#### Recorded data

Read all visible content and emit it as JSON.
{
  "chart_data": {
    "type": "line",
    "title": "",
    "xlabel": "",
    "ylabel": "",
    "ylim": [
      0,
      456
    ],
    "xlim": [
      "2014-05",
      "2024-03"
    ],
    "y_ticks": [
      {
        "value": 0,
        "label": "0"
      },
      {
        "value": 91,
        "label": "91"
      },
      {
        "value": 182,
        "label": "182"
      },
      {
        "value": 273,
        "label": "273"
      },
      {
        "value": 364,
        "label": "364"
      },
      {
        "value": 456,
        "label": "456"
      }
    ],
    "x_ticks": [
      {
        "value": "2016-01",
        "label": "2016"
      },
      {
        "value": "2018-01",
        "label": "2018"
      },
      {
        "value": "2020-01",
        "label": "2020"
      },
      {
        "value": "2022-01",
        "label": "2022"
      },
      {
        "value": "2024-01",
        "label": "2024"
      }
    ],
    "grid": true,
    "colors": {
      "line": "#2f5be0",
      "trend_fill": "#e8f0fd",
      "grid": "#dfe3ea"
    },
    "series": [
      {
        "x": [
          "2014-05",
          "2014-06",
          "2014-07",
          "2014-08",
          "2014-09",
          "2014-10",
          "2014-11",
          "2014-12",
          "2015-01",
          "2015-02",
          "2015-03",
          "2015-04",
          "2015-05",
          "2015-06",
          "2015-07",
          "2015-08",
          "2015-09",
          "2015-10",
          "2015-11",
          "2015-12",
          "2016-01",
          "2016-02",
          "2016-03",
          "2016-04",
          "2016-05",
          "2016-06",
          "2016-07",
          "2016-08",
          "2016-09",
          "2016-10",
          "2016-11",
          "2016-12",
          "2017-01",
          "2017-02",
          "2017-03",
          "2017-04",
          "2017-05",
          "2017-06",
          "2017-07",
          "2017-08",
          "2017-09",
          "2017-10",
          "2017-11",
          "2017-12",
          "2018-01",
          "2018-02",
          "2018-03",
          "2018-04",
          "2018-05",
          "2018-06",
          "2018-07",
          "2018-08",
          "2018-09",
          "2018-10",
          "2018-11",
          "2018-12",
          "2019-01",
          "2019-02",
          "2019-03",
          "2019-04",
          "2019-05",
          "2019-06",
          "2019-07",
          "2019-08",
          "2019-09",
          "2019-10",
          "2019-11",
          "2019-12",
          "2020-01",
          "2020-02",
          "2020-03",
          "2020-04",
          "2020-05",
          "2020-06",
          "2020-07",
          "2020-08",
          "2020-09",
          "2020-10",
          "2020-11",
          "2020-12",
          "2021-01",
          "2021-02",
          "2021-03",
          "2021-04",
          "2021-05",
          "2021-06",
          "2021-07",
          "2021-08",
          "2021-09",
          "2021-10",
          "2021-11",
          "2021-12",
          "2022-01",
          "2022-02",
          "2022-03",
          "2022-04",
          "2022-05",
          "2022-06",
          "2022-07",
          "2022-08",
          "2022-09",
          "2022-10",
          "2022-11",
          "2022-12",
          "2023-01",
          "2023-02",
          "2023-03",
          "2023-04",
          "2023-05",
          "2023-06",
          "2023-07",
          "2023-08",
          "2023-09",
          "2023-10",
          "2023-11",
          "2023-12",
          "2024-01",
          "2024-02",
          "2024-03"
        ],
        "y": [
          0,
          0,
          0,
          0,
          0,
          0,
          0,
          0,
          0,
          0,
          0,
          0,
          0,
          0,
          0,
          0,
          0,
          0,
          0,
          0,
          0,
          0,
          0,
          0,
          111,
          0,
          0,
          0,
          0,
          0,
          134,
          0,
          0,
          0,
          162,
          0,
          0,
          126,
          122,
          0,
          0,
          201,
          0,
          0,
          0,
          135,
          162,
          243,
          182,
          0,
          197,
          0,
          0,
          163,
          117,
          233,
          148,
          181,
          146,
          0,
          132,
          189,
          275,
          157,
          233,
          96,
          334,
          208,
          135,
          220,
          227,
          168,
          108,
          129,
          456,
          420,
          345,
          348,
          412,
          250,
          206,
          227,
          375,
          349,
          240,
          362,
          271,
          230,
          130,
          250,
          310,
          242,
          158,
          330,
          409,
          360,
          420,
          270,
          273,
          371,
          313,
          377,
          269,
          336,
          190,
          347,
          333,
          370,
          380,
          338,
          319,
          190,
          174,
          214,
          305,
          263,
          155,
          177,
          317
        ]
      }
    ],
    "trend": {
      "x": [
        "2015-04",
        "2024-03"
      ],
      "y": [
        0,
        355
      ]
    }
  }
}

########

> **What you have to do**:
Go through the material and copy out every line with "value" in it.

> **Finished task**:
        "value": 0,
        "value": 91,
        "value": 182,
        "value": 273,
        "value": 364,
        "value": 456,
        "value": "2016-01",
        "value": "2018-01",
        "value": "2020-01",
        "value": "2022-01",
        "value": "2024-01",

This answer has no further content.